---------- SOURCE DOCUMENT

Tag Archives: Art

Findens’ Byron Beauties: Guest Post at the Modern Records Centre

As I am fortunate enough to work in a library, I get to look at all kinds of strange old books. The Modern Records Centre archive blog have kindly hosted my thoughts on this little beauty…

donna-inez

Donna Inez from Byron’s poem ‘Don Juan’, in Findens’ Byron Beauties

We know that archive materials offer a window to the past, giving us the materials of history free of interpretation: this odd little book takes us away from the academic books and seminars analysing Byron’s radical politics or innovations in poetic form, to show us how some of Byron’s contemporaries actually read his work.

The ‘Address’ that prefaces the book, written by the editors W. and E. Finden, explains that the book offers “drawings by the most eminent Artists [which] endeavour to rescue the Muse of Byron from those calumnious delineations which have heretofore deformed her creations.” A charming phrase, but one that might require translation.

What this means is that the Findens are not interested in Byron’s politics or poetic form, but they are interested in the beautiful ladies who populate his work – and they are sure that their audience are interested in them too. They go on to claim that the book’s imagined portraits of Byron’s female characters arise from “extraordinary expense and labour, combined with that discrimination which can alone result from a long and intimate study of the highest principles of art”. Sounds impressive, but what does such intimate study actually give us? It gives us “that which is most difficult of accomplishment – the impersonation of ideal beauty.”

--------------------
---------- DATA SHOWN

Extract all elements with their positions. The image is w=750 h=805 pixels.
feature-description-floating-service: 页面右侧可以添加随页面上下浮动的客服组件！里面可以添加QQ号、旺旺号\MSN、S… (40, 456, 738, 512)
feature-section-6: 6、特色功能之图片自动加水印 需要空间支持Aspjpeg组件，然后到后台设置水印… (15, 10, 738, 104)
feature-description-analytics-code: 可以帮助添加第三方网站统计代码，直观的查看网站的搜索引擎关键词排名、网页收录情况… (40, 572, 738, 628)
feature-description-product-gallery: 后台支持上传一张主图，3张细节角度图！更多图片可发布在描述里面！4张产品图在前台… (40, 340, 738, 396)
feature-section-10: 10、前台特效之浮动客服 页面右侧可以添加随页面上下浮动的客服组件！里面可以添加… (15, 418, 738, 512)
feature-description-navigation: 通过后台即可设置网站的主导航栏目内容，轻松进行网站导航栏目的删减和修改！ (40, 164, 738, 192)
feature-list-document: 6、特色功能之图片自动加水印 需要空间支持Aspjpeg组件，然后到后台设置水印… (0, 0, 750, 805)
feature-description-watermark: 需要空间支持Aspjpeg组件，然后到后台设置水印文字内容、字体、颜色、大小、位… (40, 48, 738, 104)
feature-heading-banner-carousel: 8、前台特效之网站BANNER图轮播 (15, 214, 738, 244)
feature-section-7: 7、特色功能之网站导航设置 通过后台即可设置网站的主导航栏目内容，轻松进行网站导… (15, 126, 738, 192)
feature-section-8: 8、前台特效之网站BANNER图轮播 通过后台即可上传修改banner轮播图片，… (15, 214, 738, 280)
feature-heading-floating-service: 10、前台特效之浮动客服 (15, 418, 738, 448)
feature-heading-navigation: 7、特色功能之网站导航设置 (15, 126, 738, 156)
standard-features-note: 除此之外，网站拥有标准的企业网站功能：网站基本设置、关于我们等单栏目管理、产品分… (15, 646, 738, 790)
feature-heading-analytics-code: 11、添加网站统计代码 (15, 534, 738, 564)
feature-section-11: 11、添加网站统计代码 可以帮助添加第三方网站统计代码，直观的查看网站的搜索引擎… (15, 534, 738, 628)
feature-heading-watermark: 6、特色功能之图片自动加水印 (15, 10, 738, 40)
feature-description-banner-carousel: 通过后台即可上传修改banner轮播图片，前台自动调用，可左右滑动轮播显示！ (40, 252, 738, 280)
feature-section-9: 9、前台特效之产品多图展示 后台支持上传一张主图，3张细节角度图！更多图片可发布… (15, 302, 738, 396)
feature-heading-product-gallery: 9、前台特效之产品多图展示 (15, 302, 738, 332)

--------------------

PROBLEMS AND TASKS.
[A] In the blog post, who wrote the "Address" that prefaces Findens' Byron Beauties?
[B] Reproduce the passage of the blog post starting with "Donna Inez from" and going on through "read his work.".

SOLUTIONS PER TASK.
[A] The editors, W. and E. Finden.

[B]
Donna Inez from Byron’s poem ‘Don Juan’, in Findens’ Byron Beauties

We know that archive materials offer a window to the past, giving us the materials of history free of interpretation: this odd little book takes us away from the academic books and seminars analysing Byron’s radical politics or innovations in poetic form, to show us how some of Byron’s contemporaries actually read his work.